*Data items:*
____

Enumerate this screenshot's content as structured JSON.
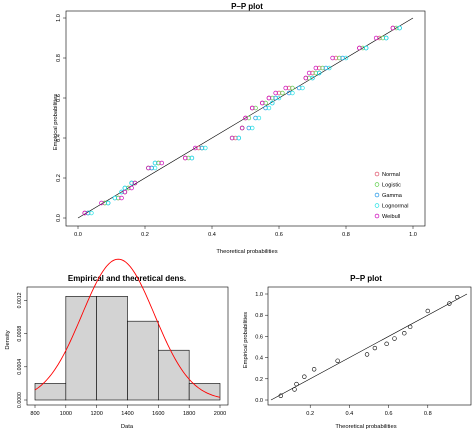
{
  "chart_data": [
    {
      "type": "scatter",
      "title": "P–P plot",
      "xlabel": "Theoretical probabilities",
      "ylabel": "Empirical probabilities",
      "xlim": [
        0,
        1
      ],
      "ylim": [
        0,
        1
      ],
      "x_ticks": [
        "0.0",
        "0.2",
        "0.4",
        "0.6",
        "0.8",
        "1.0"
      ],
      "y_ticks": [
        "0.0",
        "0.2",
        "0.4",
        "0.6",
        "0.8",
        "1.0"
      ],
      "reference_line": "y = x",
      "legend_position": "bottom-right",
      "emp": [
        0.025,
        0.075,
        0.1,
        0.13,
        0.15,
        0.175,
        0.25,
        0.275,
        0.3,
        0.35,
        0.4,
        0.45,
        0.5,
        0.55,
        0.575,
        0.6,
        0.625,
        0.65,
        0.7,
        0.725,
        0.75,
        0.8,
        0.85,
        0.9,
        0.95
      ],
      "series": [
        {
          "name": "Normal",
          "color": "#DF536B",
          "x": [
            0.02,
            0.08,
            0.12,
            0.14,
            0.15,
            0.16,
            0.22,
            0.24,
            0.32,
            0.36,
            0.47,
            0.49,
            0.5,
            0.52,
            0.55,
            0.57,
            0.6,
            0.63,
            0.68,
            0.7,
            0.72,
            0.77,
            0.84,
            0.9,
            0.94
          ]
        },
        {
          "name": "Logistic",
          "color": "#61D04F",
          "x": [
            0.03,
            0.08,
            0.12,
            0.14,
            0.15,
            0.17,
            0.21,
            0.24,
            0.33,
            0.37,
            0.46,
            0.49,
            0.51,
            0.53,
            0.56,
            0.58,
            0.61,
            0.64,
            0.69,
            0.71,
            0.73,
            0.78,
            0.85,
            0.91,
            0.95
          ]
        },
        {
          "name": "Gamma",
          "color": "#2297E6",
          "x": [
            0.03,
            0.09,
            0.11,
            0.13,
            0.14,
            0.16,
            0.22,
            0.23,
            0.34,
            0.37,
            0.48,
            0.51,
            0.53,
            0.56,
            0.58,
            0.59,
            0.63,
            0.66,
            0.7,
            0.72,
            0.74,
            0.79,
            0.86,
            0.92,
            0.96
          ]
        },
        {
          "name": "Lognormal",
          "color": "#28E2E5",
          "x": [
            0.04,
            0.09,
            0.11,
            0.13,
            0.14,
            0.16,
            0.23,
            0.23,
            0.34,
            0.38,
            0.48,
            0.52,
            0.54,
            0.57,
            0.58,
            0.6,
            0.64,
            0.67,
            0.7,
            0.72,
            0.75,
            0.8,
            0.86,
            0.92,
            0.96
          ]
        },
        {
          "name": "Weibull",
          "color": "#CD0BBC",
          "x": [
            0.02,
            0.07,
            0.13,
            0.14,
            0.16,
            0.17,
            0.21,
            0.25,
            0.32,
            0.35,
            0.46,
            0.49,
            0.5,
            0.52,
            0.55,
            0.57,
            0.59,
            0.62,
            0.68,
            0.69,
            0.71,
            0.76,
            0.84,
            0.89,
            0.94
          ]
        }
      ]
    },
    {
      "type": "histogram",
      "title": "Empirical and theoretical dens.",
      "xlabel": "Data",
      "ylabel": "Density",
      "xlim": [
        800,
        2000
      ],
      "ylim": [
        0,
        0.00135
      ],
      "x_ticks": [
        "800",
        "1000",
        "1200",
        "1400",
        "1600",
        "1800",
        "2000"
      ],
      "y_ticks": [
        "0.0000",
        "0.0004",
        "0.0008",
        "0.0012"
      ],
      "y_tick_values": [
        0,
        0.0004,
        0.0008,
        0.0012
      ],
      "bins": [
        {
          "from": 800,
          "to": 1000,
          "density": 0.0002
        },
        {
          "from": 1000,
          "to": 1200,
          "density": 0.00125
        },
        {
          "from": 1200,
          "to": 1400,
          "density": 0.00125
        },
        {
          "from": 1400,
          "to": 1600,
          "density": 0.00095
        },
        {
          "from": 1600,
          "to": 1800,
          "density": 0.0006
        },
        {
          "from": 1800,
          "to": 2000,
          "density": 0.0002
        }
      ],
      "bar_fill": "#D3D3D3",
      "curve_color": "#FF0000",
      "curve": {
        "distribution": "normal",
        "mean": 1340,
        "sd": 235
      }
    },
    {
      "type": "scatter",
      "title": "P–P plot",
      "xlabel": "Theoretical probabilities",
      "ylabel": "Empirical probabilities",
      "xlim": [
        0,
        1
      ],
      "ylim": [
        0,
        1
      ],
      "x_ticks": [
        "0.2",
        "0.4",
        "0.6",
        "0.8"
      ],
      "y_ticks": [
        "0.0",
        "0.2",
        "0.4",
        "0.6",
        "0.8",
        "1.0"
      ],
      "reference_line": "y = x",
      "points": [
        {
          "x": 0.05,
          "y": 0.04
        },
        {
          "x": 0.12,
          "y": 0.1
        },
        {
          "x": 0.13,
          "y": 0.15
        },
        {
          "x": 0.17,
          "y": 0.22
        },
        {
          "x": 0.22,
          "y": 0.29
        },
        {
          "x": 0.34,
          "y": 0.37
        },
        {
          "x": 0.49,
          "y": 0.43
        },
        {
          "x": 0.53,
          "y": 0.49
        },
        {
          "x": 0.59,
          "y": 0.53
        },
        {
          "x": 0.63,
          "y": 0.58
        },
        {
          "x": 0.68,
          "y": 0.63
        },
        {
          "x": 0.71,
          "y": 0.69
        },
        {
          "x": 0.8,
          "y": 0.84
        },
        {
          "x": 0.91,
          "y": 0.91
        },
        {
          "x": 0.95,
          "y": 0.97
        }
      ]
    }
  ]
}
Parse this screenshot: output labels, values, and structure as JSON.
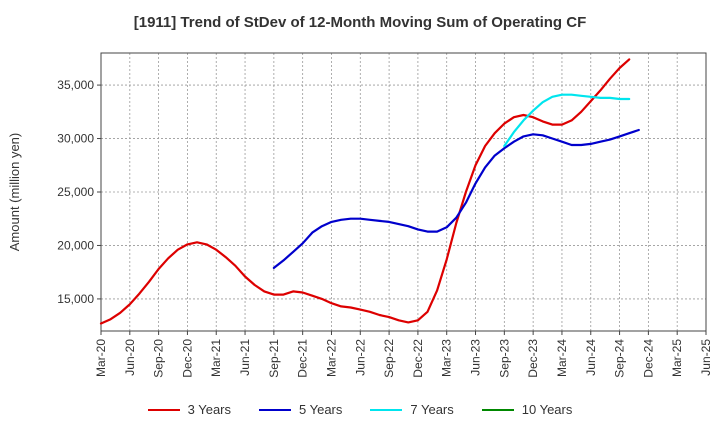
{
  "chart_data": {
    "type": "line",
    "title": "[1911]  Trend of StDev of 12-Month Moving Sum of Operating CF",
    "ylabel": "Amount (million yen)",
    "xlabel": "",
    "ylim": [
      12000,
      38000
    ],
    "y_ticks": [
      15000,
      20000,
      25000,
      30000,
      35000
    ],
    "y_tick_labels": [
      "15,000",
      "20,000",
      "25,000",
      "30,000",
      "35,000"
    ],
    "x_tick_labels": [
      "Mar-20",
      "Jun-20",
      "Sep-20",
      "Dec-20",
      "Mar-21",
      "Jun-21",
      "Sep-21",
      "Dec-21",
      "Mar-22",
      "Jun-22",
      "Sep-22",
      "Dec-22",
      "Mar-23",
      "Jun-23",
      "Sep-23",
      "Dec-23",
      "Mar-24",
      "Jun-24",
      "Sep-24",
      "Dec-24",
      "Mar-25",
      "Jun-25"
    ],
    "grid": true,
    "legend_position": "bottom",
    "series": [
      {
        "name": "3 Years",
        "color": "#dd0000",
        "start_index": 0,
        "values": [
          12700,
          13100,
          13700,
          14500,
          15500,
          16600,
          17800,
          18800,
          19600,
          20100,
          20300,
          20100,
          19600,
          18900,
          18100,
          17100,
          16300,
          15700,
          15400,
          15400,
          15700,
          15600,
          15300,
          15000,
          14600,
          14300,
          14200,
          14000,
          13800,
          13500,
          13300,
          13000,
          12800,
          13000,
          13800,
          15800,
          18700,
          22100,
          25000,
          27500,
          29300,
          30500,
          31400,
          32000,
          32200,
          32000,
          31600,
          31300,
          31300,
          31700,
          32500,
          33500,
          34500,
          35600,
          36600,
          37400
        ]
      },
      {
        "name": "5 Years",
        "color": "#0000cc",
        "start_index": 18,
        "values": [
          17900,
          18600,
          19400,
          20200,
          21200,
          21800,
          22200,
          22400,
          22500,
          22500,
          22400,
          22300,
          22200,
          22000,
          21800,
          21500,
          21300,
          21300,
          21700,
          22600,
          24000,
          25800,
          27300,
          28400,
          29100,
          29700,
          30200,
          30400,
          30300,
          30000,
          29700,
          29400,
          29400,
          29500,
          29700,
          29900,
          30200,
          30500,
          30800
        ]
      },
      {
        "name": "7 Years",
        "color": "#00e5ee",
        "start_index": 42,
        "values": [
          29300,
          30600,
          31700,
          32600,
          33400,
          33900,
          34100,
          34100,
          34000,
          33900,
          33800,
          33800,
          33700,
          33700
        ]
      },
      {
        "name": "10 Years",
        "color": "#008800",
        "start_index": 0,
        "values": []
      }
    ]
  }
}
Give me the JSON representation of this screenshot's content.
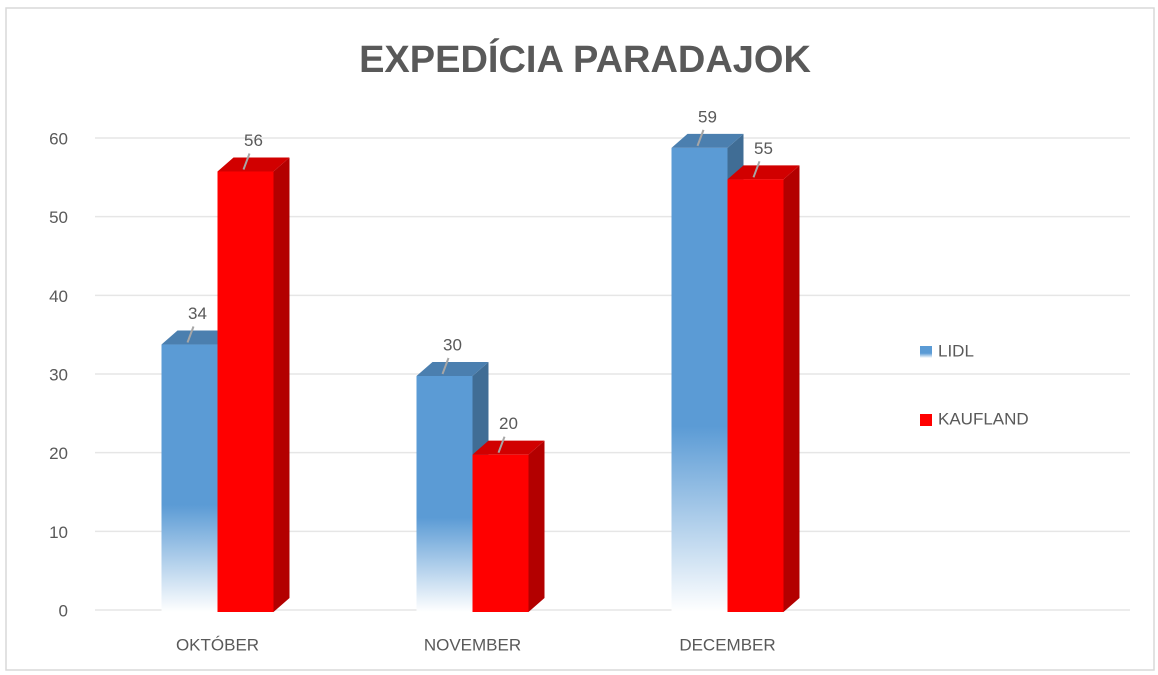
{
  "chart_data": {
    "type": "bar",
    "title": "EXPEDÍCIA PARADAJOK",
    "categories": [
      "OKTÓBER",
      "NOVEMBER",
      "DECEMBER"
    ],
    "series": [
      {
        "name": "LIDL",
        "color": "#5b9bd5",
        "values": [
          34,
          30,
          59
        ]
      },
      {
        "name": "KAUFLAND",
        "color": "#ff0000",
        "values": [
          56,
          20,
          55
        ]
      }
    ],
    "ylim": [
      0,
      60
    ],
    "yticks": [
      0,
      10,
      20,
      30,
      40,
      50,
      60
    ],
    "grid": true,
    "legend": "right"
  }
}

____

*GOAL:*
Reproduce the lines of the listing exactly, starting at the one that contains "Give me the" and continuing through the final line, but leave out the pictures.

*SOLUTION BELOW:*
Give me the JSON representation of this screenshot's content.
{
  "chart_data": {
    "type": "bar",
    "title": "EXPEDÍCIA PARADAJOK",
    "categories": [
      "OKTÓBER",
      "NOVEMBER",
      "DECEMBER"
    ],
    "series": [
      {
        "name": "LIDL",
        "color": "#5b9bd5",
        "values": [
          34,
          30,
          59
        ]
      },
      {
        "name": "KAUFLAND",
        "color": "#ff0000",
        "values": [
          56,
          20,
          55
        ]
      }
    ],
    "ylim": [
      0,
      60
    ],
    "yticks": [
      0,
      10,
      20,
      30,
      40,
      50,
      60
    ],
    "grid": true,
    "legend": "right"
  }
}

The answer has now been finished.